Your objective.
Gather, from the listing beneath this task, every line holding the string "本报记者".

Provided data.
***

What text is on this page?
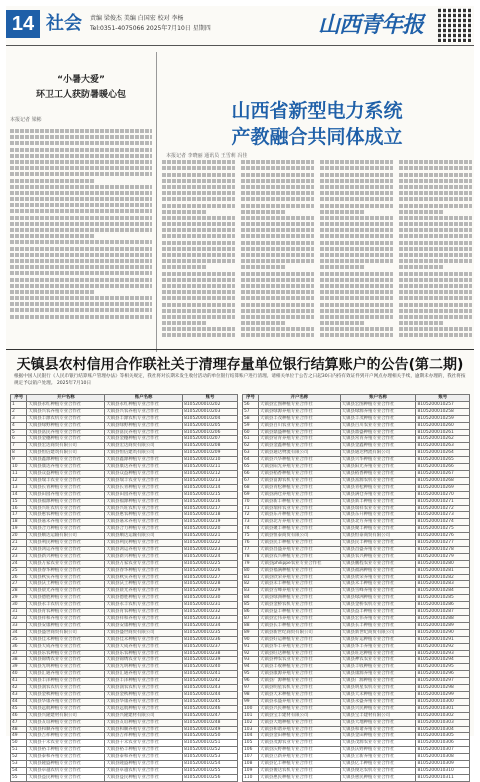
14 社会 责编 梁俊杰 美编 白国宏 校对 李杨
Tel:0351-4075066 2025年7月10日 星期四	山西青年报
“小暑大爱”
环卫工人获防暑暖心包
本报记者 梁彬	山西省新型电力系统
产教融合共同体成立
本报记者 李晓丽 通讯员 王雪莉 冯佳
天镇县农村信用合作联社关于清理存量单位银行结算账户的公告(第二期)
根据中国人民银行《人民币银行结算账户管理办法》等相关规定，我社将对长期未发生收付活动的单位银行结算账户进行清理。请相关单位于公告之日起30日内持有效证件到开户网点办理相关手续，逾期未办理的，我社将按规定予以销户处理。 2025年7月10日
序号	开户名称	账户名称	账号
1	天镇县永红种植专业合作社	天镇县永红种植专业合作社	8105200010202
2	天镇县兴农养殖专业合作社	天镇县兴农养殖专业合作社	8105200010203
3	天镇县丰源农机专业合作社	天镇县丰源农机专业合作社	8105200010204
4	天镇县绿野种植专业合作社	天镇县绿野种植专业合作社	8105200010205
5	天镇县富民养殖专业合作社	天镇县富民养殖专业合作社	8105200010206
6	天镇县金穗种植专业合作社	天镇县金穗种植专业合作社	8105200010207
7	天镇县宏达商贸有限公司	天镇县宏达商贸有限公司	8105200010208
8	天镇县恒信建筑有限公司	天镇县恒信建筑有限公司	8105200010209
9	天镇县鑫源种植专业合作社	天镇县鑫源种植专业合作社	8105200010210
10	天镇县康达养殖专业合作社	天镇县康达养殖专业合作社	8105200010211
11	天镇县众益种植专业合作社	天镇县众益种植专业合作社	8105200010212
12	天镇县瑞丰农业专业合作社	天镇县瑞丰农业专业合作社	8105200010213
13	天镇县长青种植专业合作社	天镇县长青种植专业合作社	8105200010214
14	天镇县田园养殖专业合作社	天镇县田园养殖专业合作社	8105200010215
15	天镇县福源种植专业合作社	天镇县福源种植专业合作社	8105200010216
16	天镇县兴旺农机专业合作社	天镇县兴旺农机专业合作社	8105200010217
17	天镇县惠农种植专业合作社	天镇县惠农种植专业合作社	8105200010218
18	天镇县嘉禾养殖专业合作社	天镇县嘉禾养殖专业合作社	8105200010219
19	天镇县合力种植专业合作社	天镇县合力种植专业合作社	8105200010220
20	天镇县顺达运输有限公司	天镇县顺达运输有限公司	8105200010221
21	天镇县利民种植专业合作社	天镇县利民种植专业合作社	8105200010222
22	天镇县鸿运养殖专业合作社	天镇县鸿运养殖专业合作社	8105200010223
23	天镇县新兴种植专业合作社	天镇县新兴种植专业合作社	8105200010224
24	天镇县万家农业专业合作社	天镇县万家农业专业合作社	8105200010225
25	天镇县春华种植专业合作社	天镇县春华种植专业合作社	8105200010226
26	天镇县秋实养殖专业合作社	天镇县秋实养殖专业合作社	8105200010227
27	天镇县沃土种植专业合作社	天镇县沃土种植专业合作社	8105200010228
28	天镇县晨光养殖专业合作社	天镇县晨光养殖专业合作社	8105200010229
29	天镇县德胜种植专业合作社	天镇县德胜种植专业合作社	8105200010230
30	天镇县永丰农机专业合作社	天镇县永丰农机专业合作社	8105200010231
31	天镇县育农种植专业合作社	天镇县育农种植专业合作社	8105200010232
32	天镇县祥和养殖专业合作社	天镇县祥和养殖专业合作社	8105200010233
33	天镇县安康种植专业合作社	天镇县安康种植专业合作社	8105200010234
34	天镇县盛世商贸有限公司	天镇县盛世商贸有限公司	8105200010235
35	天镇县佳禾种植专业合作社	天镇县佳禾种植专业合作社	8105200010236
36	天镇县天成养殖专业合作社	天镇县天成养殖专业合作社	8105200010237
37	天镇县乐农种植专业合作社	天镇县乐农种植专业合作社	8105200010238
38	天镇县锦绣农业专业合作社	天镇县锦绣农业专业合作社	8105200010239
39	天镇县光明种植专业合作社	天镇县光明种植专业合作社	8105200010240
40	天镇县汇通养殖专业合作社	天镇县汇通养殖专业合作社	8105200010241
41	天镇县丰泽种植专业合作社	天镇县丰泽种植专业合作社	8105200010242
42	天镇县润农农机专业合作社	天镇县润农农机专业合作社	8105200010243
43	天镇县金秋种植专业合作社	天镇县金秋种植专业合作社	8105200010244
44	天镇县华康养殖专业合作社	天镇县华康养殖专业合作社	8105200010245
45	天镇县远航种植专业合作社	天镇县远航种植专业合作社	8105200010246
46	天镇县兴隆建材有限公司	天镇县兴隆建材有限公司	8105200010247
47	天镇县友谊种植专业合作社	天镇县友谊种植专业合作社	8105200010248
48	天镇县和顺养殖专业合作社	天镇县和顺养殖专业合作社	8105200010249
49	天镇县吉祥种植专业合作社	天镇县吉祥种植专业合作社	8105200010250
50	天镇县千禾农业专业合作社	天镇县千禾农业专业合作社	8105200010251
51	天镇县裕丰种植专业合作社	天镇县裕丰种植专业合作社	8105200010252
52	天镇县泰和养殖专业合作社	天镇县泰和养殖专业合作社	8105200010253
53	天镇县隆盛种植专业合作社	天镇县隆盛种植专业合作社	8105200010254
54	天镇县卓越农机专业合作社	天镇县卓越农机专业合作社	8105200010255
55	天镇县益民种植专业合作社	天镇县益民种植专业合作社	8105200010256
序号	开户名称	账户名称	账号
56	天镇县宏图种植专业合作社	天镇县宏图种植专业合作社	8105200010257
57	天镇县绿源养殖专业合作社	天镇县绿源养殖专业合作社	8105200010258
58	天镇县丰茂种植专业合作社	天镇县丰茂种植专业合作社	8105200010259
59	天镇县百川农业专业合作社	天镇县百川农业专业合作社	8105200010260
60	天镇县鼎盛种植专业合作社	天镇县鼎盛种植专业合作社	8105200010261
61	天镇县常青养殖专业合作社	天镇县常青养殖专业合作社	8105200010262
62	天镇县金鑫种植专业合作社	天镇县金鑫种植专业合作社	8105200010263
63	天镇县通达物流有限公司	天镇县通达物流有限公司	8105200010264
64	天镇县兴华种植专业合作社	天镇县兴华种植专业合作社	8105200010265
65	天镇县阳光养殖专业合作社	天镇县阳光养殖专业合作社	8105200010266
66	天镇县稻香种植专业合作社	天镇县稻香种植专业合作社	8105200010267
67	天镇县富源农机专业合作社	天镇县富源农机专业合作社	8105200010268
68	天镇县青松种植专业合作社	天镇县青松种植专业合作社	8105200010269
69	天镇县满仓养殖专业合作社	天镇县满仓养殖专业合作社	8105200010270
70	天镇县新丰种植专业合作社	天镇县新丰种植专业合作社	8105200010271
71	天镇县瑞祥农业专业合作社	天镇县瑞祥农业专业合作社	8105200010272
72	天镇县东升种植专业合作社	天镇县东升种植专业合作社	8105200010273
73	天镇县北方养殖专业合作社	天镇县北方养殖专业合作社	8105200010274
74	天镇县聚丰种植专业合作社	天镇县聚丰种植专业合作社	8105200010275
75	天镇县恒泰商贸有限公司	天镇县恒泰商贸有限公司	8105200010276
76	天镇县民丰种植专业合作社	天镇县民丰种植专业合作社	8105200010277
77	天镇县昌盛养殖专业合作社	天镇县昌盛养殖专业合作社	8105200010278
78	天镇县农兴种植专业合作社	天镇县农兴种植专业合作社	8105200010279
79	天镇县philippe农业专业合作社	天镇县鹏程农业专业合作社	8105200010280
80	天镇县福满种植专业合作社	天镇县福满种植专业合作社	8105200010281
81	天镇县欣荣养殖专业合作社	天镇县欣荣养殖专业合作社	8105200010282
82	天镇县禾丰种植专业合作社	天镇县禾丰种植专业合作社	8105200010283
83	天镇县雪峰养殖专业合作社	天镇县雪峰养殖专业合作社	8105200010284
84	天镇县绿洲种植专业合作社	天镇县绿洲种植专业合作社	8105200010285
85	天镇县金桥农机专业合作社	天镇县金桥农机专业合作社	8105200010286
86	天镇县益丰种植专业合作社	天镇县益丰种植专业合作社	8105200010287
87	天镇县宏伟养殖专业合作社	天镇县宏伟养殖专业合作社	8105200010288
88	天镇县长丰种植专业合作社	天镇县长丰种植专业合作社	8105200010289
89	天镇县新世纪商贸有限公司	天镇县新世纪商贸有限公司	8105200010290
90	天镇县好运种植专业合作社	天镇县好运种植专业合作社	8105200010291
91	天镇县华丰养殖专业合作社	天镇县华丰养殖专业合作社	8105200010292
92	天镇县旺达种植专业合作社	天镇县旺达种植专业合作社	8105200010293
93	天镇县神农农业专业合作社	天镇县神农农业专业合作社	8105200010294
94	天镇县丰收种植专业合作社	天镇县丰收种植专业合作社	8105200010295
95	天镇县康源养殖专业合作社	天镇县康源养殖专业合作社	8105200010296
96	天镇县广源种植专业合作社	天镇县广源种植专业合作社	8105200010297
97	天镇县明星农机专业合作社	天镇县明星农机专业合作社	8105200010298
98	天镇县天禾种植专业合作社	天镇县天禾种植专业合作社	8105200010299
99	天镇县永盛养殖专业合作社	天镇县永盛养殖专业合作社	8105200010300
100	天镇县兴民种植专业合作社	天镇县兴民种植专业合作社	8105200010301
101	天镇县宝丰建材有限公司	天镇县宝丰建材有限公司	8105200010302
102	天镇县大地种植专业合作社	天镇县大地种植专业合作社	8105200010303
103	天镇县和谐养殖专业合作社	天镇县和谐养殖专业合作社	8105200010304
104	天镇县金田种植专业合作社	天镇县金田种植专业合作社	8105200010305
105	天镇县茂源农业专业合作社	天镇县茂源农业专业合作社	8105200010306
106	天镇县沃野种植专业合作社	天镇县沃野种植专业合作社	8105200010307
107	天镇县立新养殖专业合作社	天镇县立新养殖专业合作社	8105200010308
108	天镇县亿丰种植专业合作社	天镇县亿丰种植专业合作社	8105200010309
109	天镇县俊达农机专业合作社	天镇县俊达农机专业合作社	8105200010310
110	天镇县惠民种植专业合作社	天镇县惠民种植专业合作社	8105200010311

***

Answer.
本报记者 梁彬	山西省新型电力系统
本报记者 李晓丽 通讯员 王雪莉 冯佳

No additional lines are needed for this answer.